[start Data shown]

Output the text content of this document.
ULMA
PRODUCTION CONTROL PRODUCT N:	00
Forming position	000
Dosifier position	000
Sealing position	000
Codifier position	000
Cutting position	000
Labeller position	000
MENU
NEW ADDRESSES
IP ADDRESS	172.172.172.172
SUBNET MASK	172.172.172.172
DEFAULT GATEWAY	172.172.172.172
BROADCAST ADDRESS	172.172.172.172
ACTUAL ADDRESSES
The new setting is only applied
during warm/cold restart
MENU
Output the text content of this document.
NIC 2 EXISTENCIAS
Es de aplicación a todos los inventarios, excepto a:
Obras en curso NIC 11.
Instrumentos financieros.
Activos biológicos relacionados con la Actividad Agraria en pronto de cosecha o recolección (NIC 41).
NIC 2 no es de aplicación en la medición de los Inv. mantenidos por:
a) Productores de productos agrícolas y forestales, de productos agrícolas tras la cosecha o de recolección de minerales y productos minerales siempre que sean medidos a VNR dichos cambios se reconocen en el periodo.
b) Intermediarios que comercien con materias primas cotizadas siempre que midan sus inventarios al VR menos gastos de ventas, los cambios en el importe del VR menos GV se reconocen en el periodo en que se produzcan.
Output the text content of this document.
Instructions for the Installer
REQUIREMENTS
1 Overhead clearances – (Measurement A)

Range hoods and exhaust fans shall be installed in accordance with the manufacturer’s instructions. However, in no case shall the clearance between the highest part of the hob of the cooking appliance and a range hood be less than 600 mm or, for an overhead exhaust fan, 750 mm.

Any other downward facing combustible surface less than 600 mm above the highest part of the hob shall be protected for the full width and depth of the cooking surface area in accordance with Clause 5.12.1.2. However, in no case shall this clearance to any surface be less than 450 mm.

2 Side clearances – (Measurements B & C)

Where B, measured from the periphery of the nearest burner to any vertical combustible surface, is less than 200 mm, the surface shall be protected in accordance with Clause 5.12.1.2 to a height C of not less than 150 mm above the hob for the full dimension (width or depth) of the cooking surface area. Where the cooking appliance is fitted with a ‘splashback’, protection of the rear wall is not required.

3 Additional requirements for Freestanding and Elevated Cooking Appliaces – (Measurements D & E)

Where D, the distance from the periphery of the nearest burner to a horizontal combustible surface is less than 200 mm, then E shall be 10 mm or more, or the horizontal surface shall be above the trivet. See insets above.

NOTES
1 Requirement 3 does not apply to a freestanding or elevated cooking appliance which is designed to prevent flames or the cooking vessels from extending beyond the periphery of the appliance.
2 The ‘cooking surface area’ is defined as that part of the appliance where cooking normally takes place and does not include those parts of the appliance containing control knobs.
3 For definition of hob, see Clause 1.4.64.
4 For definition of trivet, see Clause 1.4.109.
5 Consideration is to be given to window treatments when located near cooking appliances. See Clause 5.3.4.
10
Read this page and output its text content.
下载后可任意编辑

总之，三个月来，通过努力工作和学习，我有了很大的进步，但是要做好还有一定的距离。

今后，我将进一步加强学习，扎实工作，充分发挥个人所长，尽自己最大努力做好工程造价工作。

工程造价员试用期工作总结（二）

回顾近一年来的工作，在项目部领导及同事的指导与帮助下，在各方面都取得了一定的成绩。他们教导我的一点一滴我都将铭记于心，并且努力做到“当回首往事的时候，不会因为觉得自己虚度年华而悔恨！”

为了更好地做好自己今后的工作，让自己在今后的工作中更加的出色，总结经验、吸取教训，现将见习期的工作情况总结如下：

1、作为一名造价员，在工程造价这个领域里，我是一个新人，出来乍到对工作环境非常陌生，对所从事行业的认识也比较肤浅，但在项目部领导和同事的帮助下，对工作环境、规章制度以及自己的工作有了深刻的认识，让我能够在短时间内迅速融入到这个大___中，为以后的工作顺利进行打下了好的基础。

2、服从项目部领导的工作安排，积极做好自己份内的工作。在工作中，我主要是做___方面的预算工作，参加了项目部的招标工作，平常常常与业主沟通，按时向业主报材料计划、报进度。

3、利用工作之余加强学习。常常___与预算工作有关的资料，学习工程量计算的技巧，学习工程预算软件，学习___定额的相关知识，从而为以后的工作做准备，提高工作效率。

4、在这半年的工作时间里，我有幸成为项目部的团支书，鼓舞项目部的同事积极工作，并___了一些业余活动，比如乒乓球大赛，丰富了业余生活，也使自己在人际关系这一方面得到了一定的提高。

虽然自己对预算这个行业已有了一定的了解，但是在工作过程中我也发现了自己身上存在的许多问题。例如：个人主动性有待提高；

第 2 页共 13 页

[end Data shown]

● Given task: Repeat only the stretch of lines that opens with the line containing "Read this page and output its text content." and closes with the final line of the entries, both included, exactly as written.

● Result of this task:
Read this page and output its text content.
下载后可任意编辑

总之，三个月来，通过努力工作和学习，我有了很大的进步，但是要做好还有一定的距离。

今后，我将进一步加强学习，扎实工作，充分发挥个人所长，尽自己最大努力做好工程造价工作。

工程造价员试用期工作总结（二）

回顾近一年来的工作，在项目部领导及同事的指导与帮助下，在各方面都取得了一定的成绩。他们教导我的一点一滴我都将铭记于心，并且努力做到“当回首往事的时候，不会因为觉得自己虚度年华而悔恨！”

为了更好地做好自己今后的工作，让自己在今后的工作中更加的出色，总结经验、吸取教训，现将见习期的工作情况总结如下：

1、作为一名造价员，在工程造价这个领域里，我是一个新人，出来乍到对工作环境非常陌生，对所从事行业的认识也比较肤浅，但在项目部领导和同事的帮助下，对工作环境、规章制度以及自己的工作有了深刻的认识，让我能够在短时间内迅速融入到这个大___中，为以后的工作顺利进行打下了好的基础。

2、服从项目部领导的工作安排，积极做好自己份内的工作。在工作中，我主要是做___方面的预算工作，参加了项目部的招标工作，平常常常与业主沟通，按时向业主报材料计划、报进度。

3、利用工作之余加强学习。常常___与预算工作有关的资料，学习工程量计算的技巧，学习工程预算软件，学习___定额的相关知识，从而为以后的工作做准备，提高工作效率。

4、在这半年的工作时间里，我有幸成为项目部的团支书，鼓舞项目部的同事积极工作，并___了一些业余活动，比如乒乓球大赛，丰富了业余生活，也使自己在人际关系这一方面得到了一定的提高。

虽然自己对预算这个行业已有了一定的了解，但是在工作过程中我也发现了自己身上存在的许多问题。例如：个人主动性有待提高；

第 2 页共 13 页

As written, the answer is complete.